[Records about charts and figures]

▼

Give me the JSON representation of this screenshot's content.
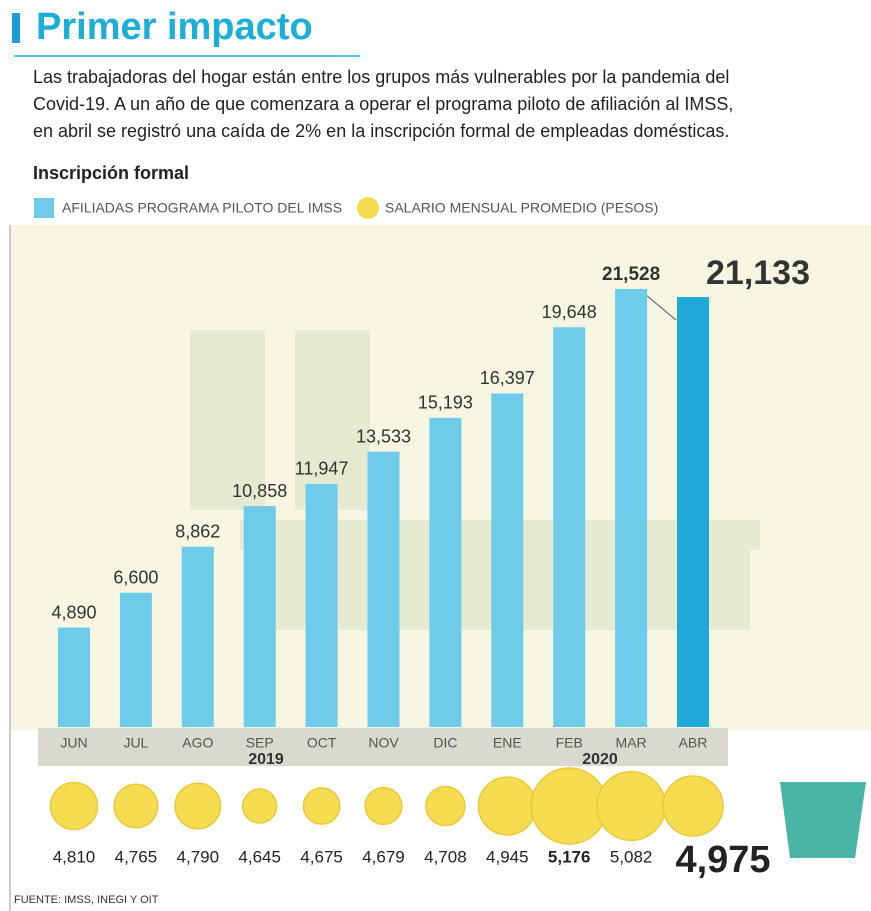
{
  "chart_data": {
    "type": "bar",
    "title": "Primer impacto",
    "description": [
      "Las trabajadoras del hogar están entre los grupos más vulnerables por la pandemia del",
      "Covid-19. A un año de que comenzara a operar el programa piloto de afiliación al IMSS,",
      "en abril se registró una caída de 2% en la inscripción formal de empleadas domésticas."
    ],
    "subtitle": "Inscripción formal",
    "categories": [
      "JUN",
      "JUL",
      "AGO",
      "SEP",
      "OCT",
      "NOV",
      "DIC",
      "ENE",
      "FEB",
      "MAR",
      "ABR"
    ],
    "year_labels": [
      "2019",
      "2020"
    ],
    "series": [
      {
        "name": "AFILIADAS PROGRAMA PILOTO DEL IMSS",
        "color": "#6fcbea",
        "highlight_color": "#1ea9d8",
        "values": [
          4890,
          6600,
          8862,
          10858,
          11947,
          13533,
          15193,
          16397,
          19648,
          21528,
          21133
        ],
        "value_labels": [
          "4,890",
          "6,600",
          "8,862",
          "10,858",
          "11,947",
          "13,533",
          "15,193",
          "16,397",
          "19,648",
          "21,528",
          "21,133"
        ]
      },
      {
        "name": "SALARIO MENSUAL PROMEDIO (PESOS)",
        "color": "#f6dc50",
        "values": [
          4810,
          4765,
          4790,
          4645,
          4675,
          4679,
          4708,
          4945,
          5176,
          5082,
          4975
        ],
        "value_labels": [
          "4,810",
          "4,765",
          "4,790",
          "4,645",
          "4,675",
          "4,679",
          "4,708",
          "4,945",
          "5,176",
          "5,082",
          "4,975"
        ]
      }
    ],
    "source": "FUENTE: IMSS, INEGI Y OIT"
  }
}
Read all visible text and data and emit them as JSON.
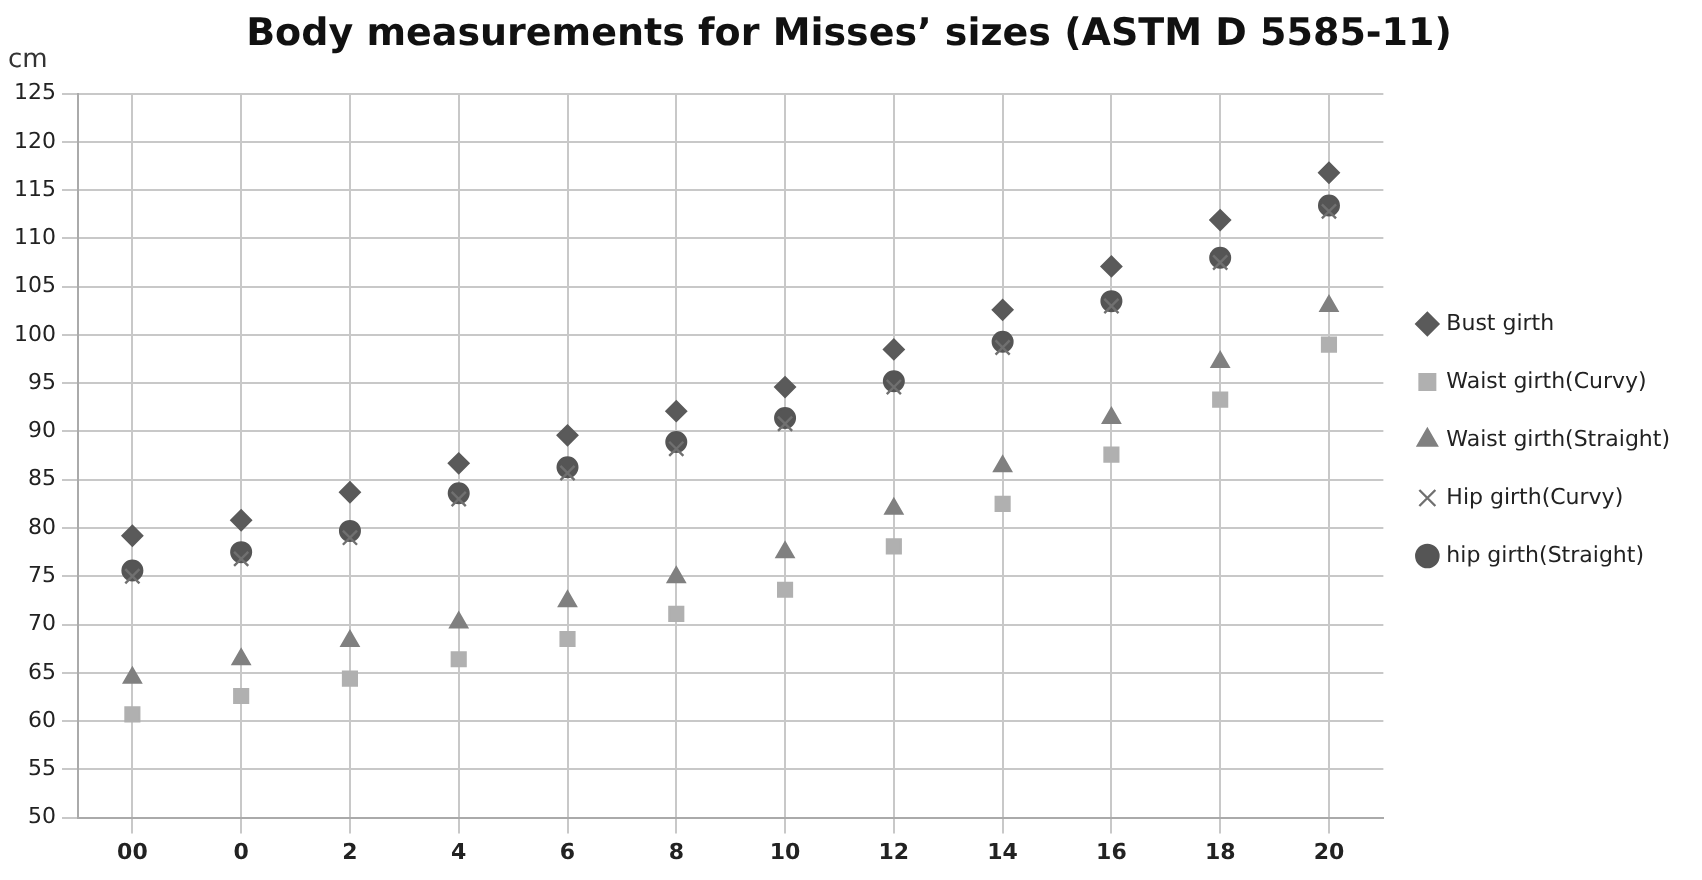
{
  "chart_data": {
    "type": "scatter",
    "title": "Body measurements for Misses’ sizes (ASTM D 5585-11)",
    "ylabel": "cm",
    "categories": [
      "00",
      "0",
      "2",
      "4",
      "6",
      "8",
      "10",
      "12",
      "14",
      "16",
      "18",
      "20"
    ],
    "series": [
      {
        "name": "Bust girth",
        "color": "#5a5a5a",
        "marker": "diamond",
        "values": [
          79.2,
          80.8,
          83.7,
          86.7,
          89.6,
          92.1,
          94.6,
          98.5,
          102.6,
          107.1,
          111.9,
          116.8
        ]
      },
      {
        "name": "Waist girth(Curvy)",
        "color": "#b0b0b0",
        "marker": "square",
        "values": [
          60.7,
          62.6,
          64.4,
          66.4,
          68.5,
          71.1,
          73.6,
          78.1,
          82.5,
          87.6,
          93.3,
          99.0
        ]
      },
      {
        "name": "Waist girth(Straight)",
        "color": "#808080",
        "marker": "triangle",
        "values": [
          64.5,
          66.4,
          68.3,
          70.2,
          72.4,
          74.9,
          77.5,
          82.0,
          86.4,
          91.4,
          97.2,
          103.0
        ]
      },
      {
        "name": "Hip girth(Curvy)",
        "color": "#707070",
        "marker": "cross",
        "values": [
          75.0,
          76.8,
          79.0,
          83.0,
          85.7,
          88.2,
          90.8,
          94.6,
          98.7,
          103.0,
          107.5,
          112.8
        ]
      },
      {
        "name": "hip girth(Straight)",
        "color": "#555555",
        "marker": "circle",
        "values": [
          75.6,
          77.5,
          79.7,
          83.6,
          86.3,
          88.9,
          91.4,
          95.2,
          99.3,
          103.5,
          108.0,
          113.4
        ]
      }
    ],
    "ylim": [
      50,
      125
    ],
    "yticks": [
      50,
      55,
      60,
      65,
      70,
      75,
      80,
      85,
      90,
      95,
      100,
      105,
      110,
      115,
      120,
      125
    ],
    "grid": true,
    "legend": "right"
  }
}
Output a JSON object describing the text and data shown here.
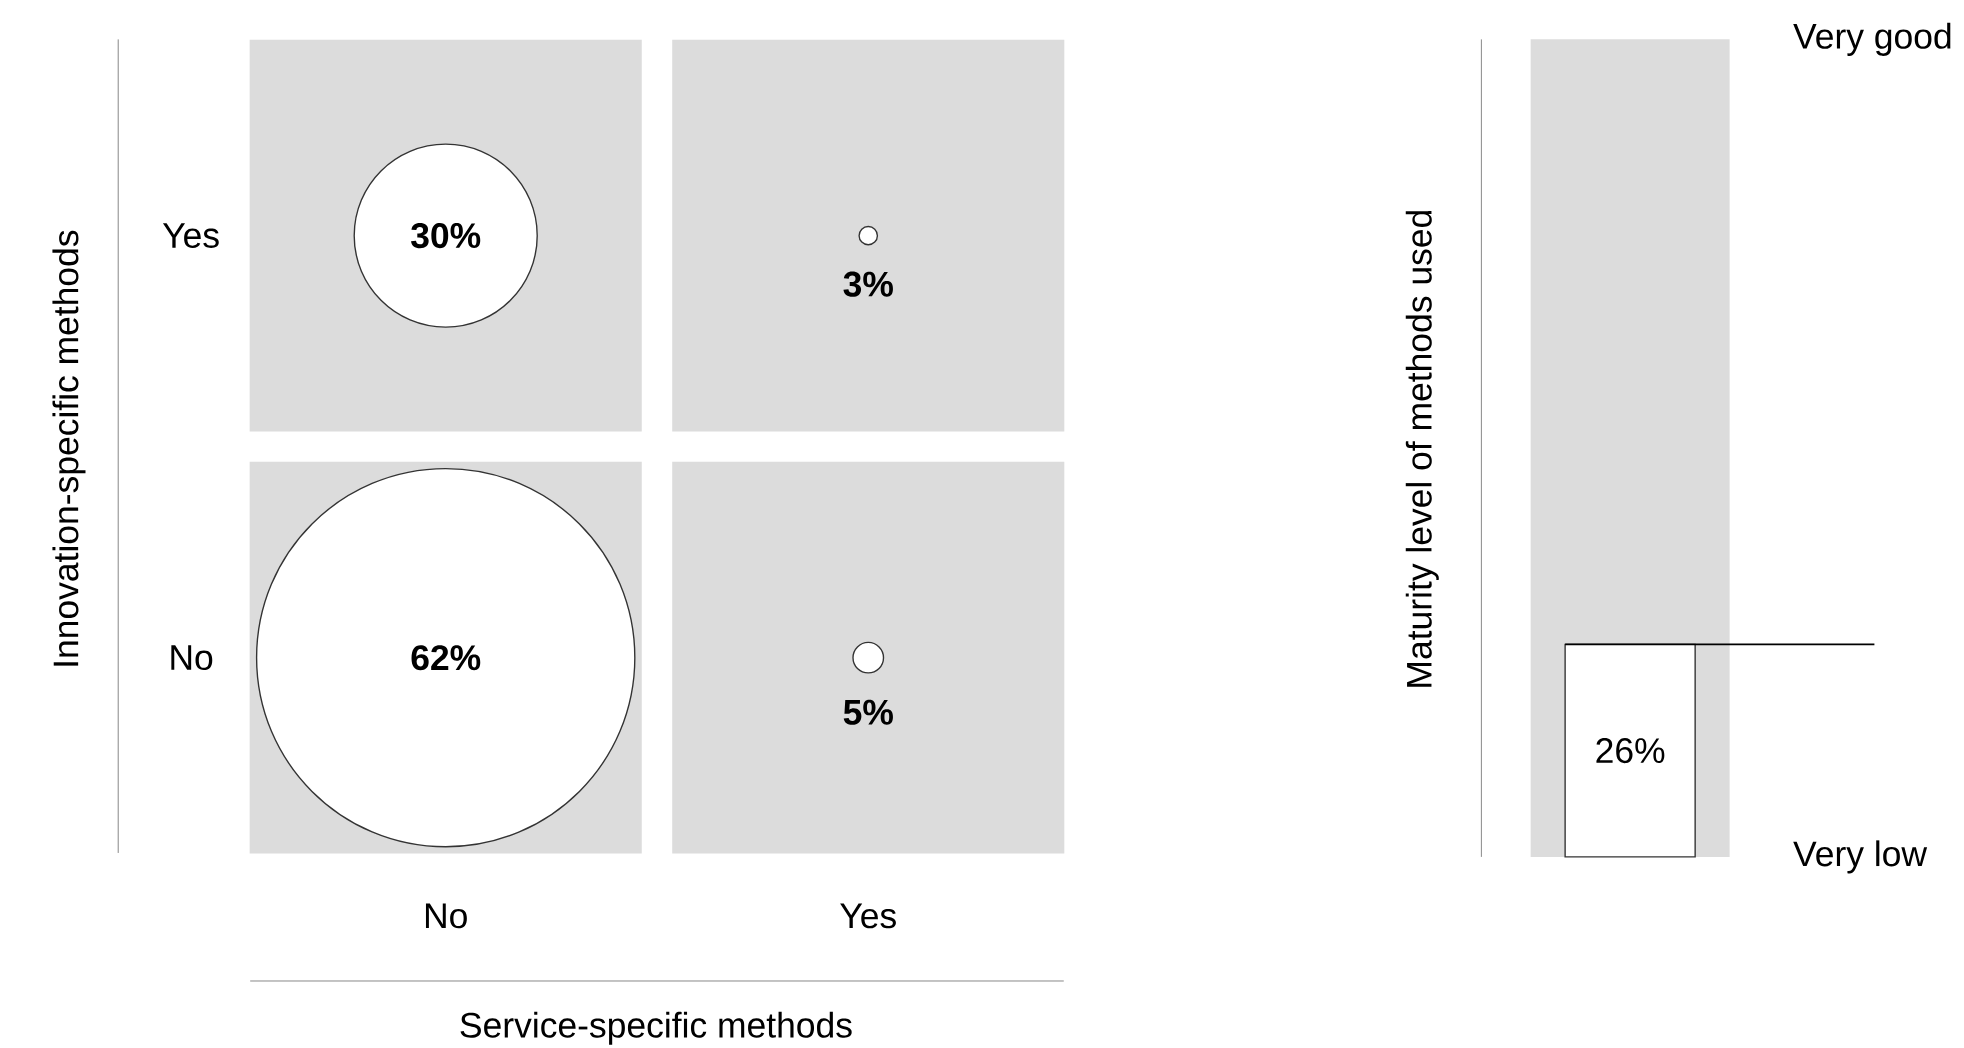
{
  "chart_data": [
    {
      "type": "heatmap",
      "xlabel": "Service-specific methods",
      "ylabel": "Innovation-specific methods",
      "categories": [
        "No",
        "Yes"
      ],
      "y_categories": [
        "Yes",
        "No"
      ],
      "cells": [
        [
          30,
          3
        ],
        [
          62,
          5
        ]
      ],
      "cell_labels": [
        [
          "30%",
          "3%"
        ],
        [
          "62%",
          "5%"
        ]
      ]
    },
    {
      "type": "bar",
      "ylabel": "Maturity level of methods used",
      "categories": [
        null
      ],
      "values": [
        26
      ],
      "value_labels": [
        "26%"
      ],
      "color": "#ffffff",
      "ylim": [
        0,
        100
      ],
      "annotations": [
        "Very low",
        "Very good"
      ],
      "bands": [
        {
          "axis": "y",
          "from": 0,
          "to": 100,
          "color": "#dcdcdc"
        }
      ],
      "ref_lines": [
        {
          "axis": "y",
          "value": 26,
          "color": "#000000"
        }
      ]
    }
  ]
}
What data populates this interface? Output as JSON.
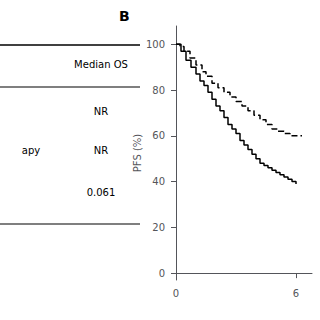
{
  "chart_data": {
    "type": "step",
    "title": "B",
    "ylabel": "PFS (%)",
    "xlim": [
      -0.15,
      6.8
    ],
    "xticks": [
      0,
      6
    ],
    "ylim": [
      -3,
      108
    ],
    "yticks": [
      0,
      20,
      40,
      60,
      80,
      100
    ],
    "grid": false,
    "series": [
      {
        "x": [
          0,
          0.25,
          0.5,
          0.75,
          1.0,
          1.2,
          1.4,
          1.6,
          1.8,
          2.0,
          2.2,
          2.4,
          2.6,
          2.8,
          3.0,
          3.2,
          3.4,
          3.6,
          3.8,
          4.0,
          4.2,
          4.4,
          4.6,
          4.8,
          5.0,
          5.2,
          5.4,
          5.6,
          5.8,
          6.0
        ],
        "values": [
          100,
          97,
          93,
          90,
          87,
          84,
          82,
          79,
          76,
          73,
          71,
          68,
          65,
          63,
          61,
          58,
          56,
          54,
          52,
          50,
          48,
          47,
          46,
          45,
          44,
          43,
          42,
          41,
          40,
          39
        ],
        "color": "#000000",
        "line_style": "solid"
      },
      {
        "x": [
          0,
          0.2,
          0.4,
          0.7,
          1.0,
          1.3,
          1.5,
          1.8,
          2.1,
          2.4,
          2.7,
          3.0,
          3.3,
          3.6,
          3.9,
          4.2,
          4.5,
          4.8,
          5.1,
          5.4,
          5.7,
          6.0,
          6.3
        ],
        "values": [
          100,
          99,
          97,
          94,
          91,
          88,
          86,
          83,
          81,
          79,
          77,
          75,
          73,
          71,
          69,
          67,
          65,
          63,
          62,
          61,
          60,
          60,
          60
        ],
        "color": "#000000",
        "line_style": "dashed"
      }
    ],
    "table": {
      "header": "Median OS",
      "rows": [
        [
          null,
          "NR"
        ],
        [
          "apy",
          "NR"
        ],
        [
          null,
          "0.061"
        ]
      ]
    }
  }
}
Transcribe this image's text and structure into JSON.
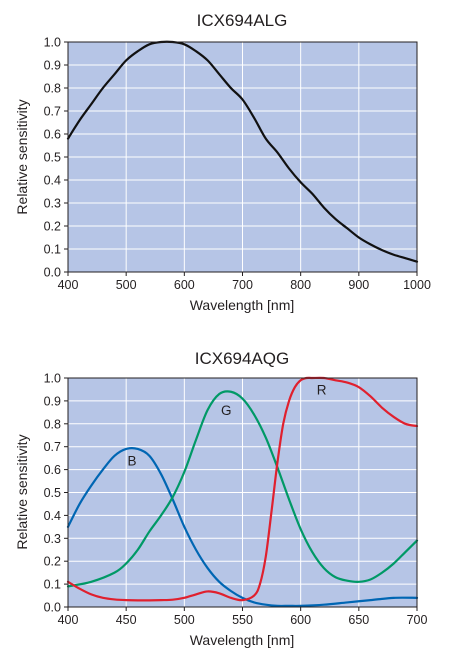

▲

Your goal
Exact duplication of all the records is required; pictures are omitted from the copy.

Complete response
Give me the JSON representation of this screenshot's content.
{
  "chart_data": {
    "type": "bar",
    "title": "Primer impacto",
    "description": [
      "Las trabajadoras del hogar están entre los grupos más vulnerables por la pandemia del",
      "Covid-19. A un año de que comenzara a operar el programa piloto de afiliación al IMSS,",
      "en abril se registró una caída de 2% en la inscripción formal de empleadas domésticas."
    ],
    "subtitle": "Inscripción formal",
    "categories": [
      "JUN",
      "JUL",
      "AGO",
      "SEP",
      "OCT",
      "NOV",
      "DIC",
      "ENE",
      "FEB",
      "MAR",
      "ABR"
    ],
    "year_labels": [
      "2019",
      "2020"
    ],
    "series": [
      {
        "name": "AFILIADAS PROGRAMA PILOTO DEL IMSS",
        "color": "#6fcbea",
        "highlight_color": "#1ea9d8",
        "values": [
          4890,
          6600,
          8862,
          10858,
          11947,
          13533,
          15193,
          16397,
          19648,
          21528,
          21133
        ],
        "value_labels": [
          "4,890",
          "6,600",
          "8,862",
          "10,858",
          "11,947",
          "13,533",
          "15,193",
          "16,397",
          "19,648",
          "21,528",
          "21,133"
        ]
      },
      {
        "name": "SALARIO MENSUAL PROMEDIO (PESOS)",
        "color": "#f6dc50",
        "values": [
          4810,
          4765,
          4790,
          4645,
          4675,
          4679,
          4708,
          4945,
          5176,
          5082,
          4975
        ],
        "value_labels": [
          "4,810",
          "4,765",
          "4,790",
          "4,645",
          "4,675",
          "4,679",
          "4,708",
          "4,945",
          "5,176",
          "5,082",
          "4,975"
        ]
      }
    ],
    "source": "FUENTE: IMSS, INEGI Y OIT"
  }
}
Read all visible text and data and emit them as JSON.
{
  "chart_data": {
    "type": "scatter",
    "title": "Body measurements for Misses’ sizes (ASTM D 5585-11)",
    "ylabel": "cm",
    "categories": [
      "00",
      "0",
      "2",
      "4",
      "6",
      "8",
      "10",
      "12",
      "14",
      "16",
      "18",
      "20"
    ],
    "series": [
      {
        "name": "Bust girth",
        "color": "#5a5a5a",
        "marker": "diamond",
        "values": [
          79.2,
          80.8,
          83.7,
          86.7,
          89.6,
          92.1,
          94.6,
          98.5,
          102.6,
          107.1,
          111.9,
          116.8
        ]
      },
      {
        "name": "Waist girth(Curvy)",
        "color": "#b0b0b0",
        "marker": "square",
        "values": [
          60.7,
          62.6,
          64.4,
          66.4,
          68.5,
          71.1,
          73.6,
          78.1,
          82.5,
          87.6,
          93.3,
          99.0
        ]
      },
      {
        "name": "Waist girth(Straight)",
        "color": "#808080",
        "marker": "triangle",
        "values": [
          64.5,
          66.4,
          68.3,
          70.2,
          72.4,
          74.9,
          77.5,
          82.0,
          86.4,
          91.4,
          97.2,
          103.0
        ]
      },
      {
        "name": "Hip girth(Curvy)",
        "color": "#707070",
        "marker": "cross",
        "values": [
          75.0,
          76.8,
          79.0,
          83.0,
          85.7,
          88.2,
          90.8,
          94.6,
          98.7,
          103.0,
          107.5,
          112.8
        ]
      },
      {
        "name": "hip girth(Straight)",
        "color": "#555555",
        "marker": "circle",
        "values": [
          75.6,
          77.5,
          79.7,
          83.6,
          86.3,
          88.9,
          91.4,
          95.2,
          99.3,
          103.5,
          108.0,
          113.4
        ]
      }
    ],
    "ylim": [
      50,
      125
    ],
    "yticks": [
      50,
      55,
      60,
      65,
      70,
      75,
      80,
      85,
      90,
      95,
      100,
      105,
      110,
      115,
      120,
      125
    ],
    "grid": true,
    "legend": "right"
  }
}
Output a JSON object describing the text and data shown here.
{
  "chart_data": [
    {
      "type": "heatmap",
      "xlabel": "Service-specific methods",
      "ylabel": "Innovation-specific methods",
      "categories": [
        "No",
        "Yes"
      ],
      "y_categories": [
        "Yes",
        "No"
      ],
      "cells": [
        [
          30,
          3
        ],
        [
          62,
          5
        ]
      ],
      "cell_labels": [
        [
          "30%",
          "3%"
        ],
        [
          "62%",
          "5%"
        ]
      ]
    },
    {
      "type": "bar",
      "ylabel": "Maturity level of methods used",
      "categories": [
        null
      ],
      "values": [
        26
      ],
      "value_labels": [
        "26%"
      ],
      "color": "#ffffff",
      "ylim": [
        0,
        100
      ],
      "annotations": [
        "Very low",
        "Very good"
      ],
      "bands": [
        {
          "axis": "y",
          "from": 0,
          "to": 100,
          "color": "#dcdcdc"
        }
      ],
      "ref_lines": [
        {
          "axis": "y",
          "value": 26,
          "color": "#000000"
        }
      ]
    }
  ]
}
What data populates this interface? Output as JSON.
{
  "chart_data": {
    "type": "step",
    "title": "B",
    "ylabel": "PFS (%)",
    "xlim": [
      -0.15,
      6.8
    ],
    "xticks": [
      0,
      6
    ],
    "ylim": [
      -3,
      108
    ],
    "yticks": [
      0,
      20,
      40,
      60,
      80,
      100
    ],
    "grid": false,
    "series": [
      {
        "x": [
          0,
          0.25,
          0.5,
          0.75,
          1.0,
          1.2,
          1.4,
          1.6,
          1.8,
          2.0,
          2.2,
          2.4,
          2.6,
          2.8,
          3.0,
          3.2,
          3.4,
          3.6,
          3.8,
          4.0,
          4.2,
          4.4,
          4.6,
          4.8,
          5.0,
          5.2,
          5.4,
          5.6,
          5.8,
          6.0
        ],
        "values": [
          100,
          97,
          93,
          90,
          87,
          84,
          82,
          79,
          76,
          73,
          71,
          68,
          65,
          63,
          61,
          58,
          56,
          54,
          52,
          50,
          48,
          47,
          46,
          45,
          44,
          43,
          42,
          41,
          40,
          39
        ],
        "color": "#000000",
        "line_style": "solid"
      },
      {
        "x": [
          0,
          0.2,
          0.4,
          0.7,
          1.0,
          1.3,
          1.5,
          1.8,
          2.1,
          2.4,
          2.7,
          3.0,
          3.3,
          3.6,
          3.9,
          4.2,
          4.5,
          4.8,
          5.1,
          5.4,
          5.7,
          6.0,
          6.3
        ],
        "values": [
          100,
          99,
          97,
          94,
          91,
          88,
          86,
          83,
          81,
          79,
          77,
          75,
          73,
          71,
          69,
          67,
          65,
          63,
          62,
          61,
          60,
          60,
          60
        ],
        "color": "#000000",
        "line_style": "dashed"
      }
    ],
    "table": {
      "header": "Median OS",
      "rows": [
        [
          null,
          "NR"
        ],
        [
          "apy",
          "NR"
        ],
        [
          null,
          "0.061"
        ]
      ]
    }
  }
}
Transcribe this image's text and structure into JSON.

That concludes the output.